- What this task involves
The entries are to be returned exactly, with images left out.
>> Begin
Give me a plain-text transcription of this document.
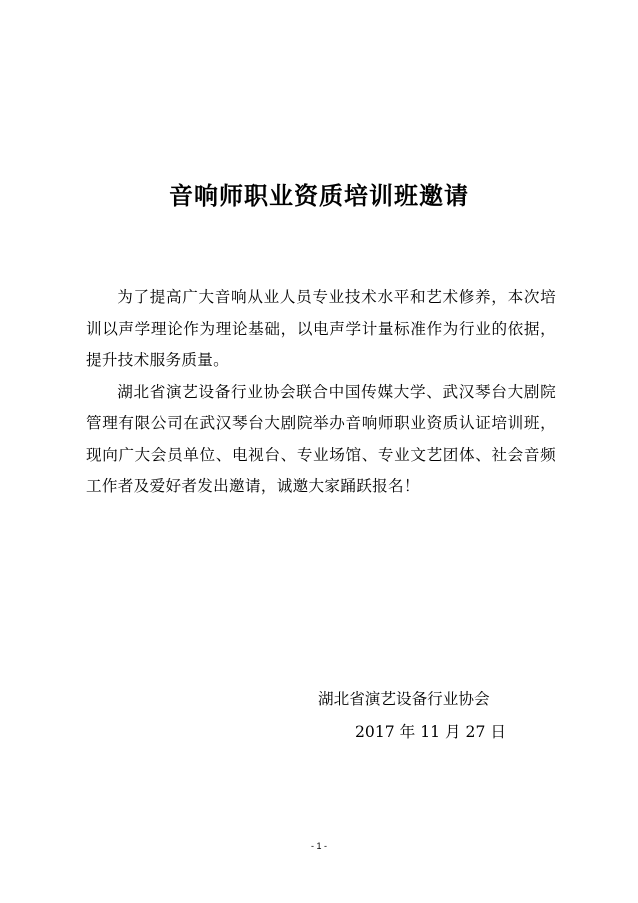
音响师职业资质培训班邀请

为了提高广大音响从业人员专业技术水平和艺术修养，本次培训以声学理论作为理论基础，以电声学计量标准作为行业的依据，提升技术服务质量。

湖北省演艺设备行业协会联合中国传媒大学、武汉琴台大剧院管理有限公司在武汉琴台大剧院举办音响师职业资质认证培训班，现向广大会员单位、电视台、专业场馆、专业文艺团体、社会音频工作者及爱好者发出邀请，诚邀大家踊跃报名！

湖北省演艺设备行业协会
2017 年 11 月 27 日
- 1 -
>> End
- Task response
Give me a plain-text transcription of this document.
音响师职业资质培训班邀请

为了提高广大音响从业人员专业技术水平和艺术修养，本次培训以声学理论作为理论基础，以电声学计量标准作为行业的依据，提升技术服务质量。

湖北省演艺设备行业协会联合中国传媒大学、武汉琴台大剧院管理有限公司在武汉琴台大剧院举办音响师职业资质认证培训班，现向广大会员单位、电视台、专业场馆、专业文艺团体、社会音频工作者及爱好者发出邀请，诚邀大家踊跃报名！

湖北省演艺设备行业协会
2017 年 11 月 27 日
- 1 -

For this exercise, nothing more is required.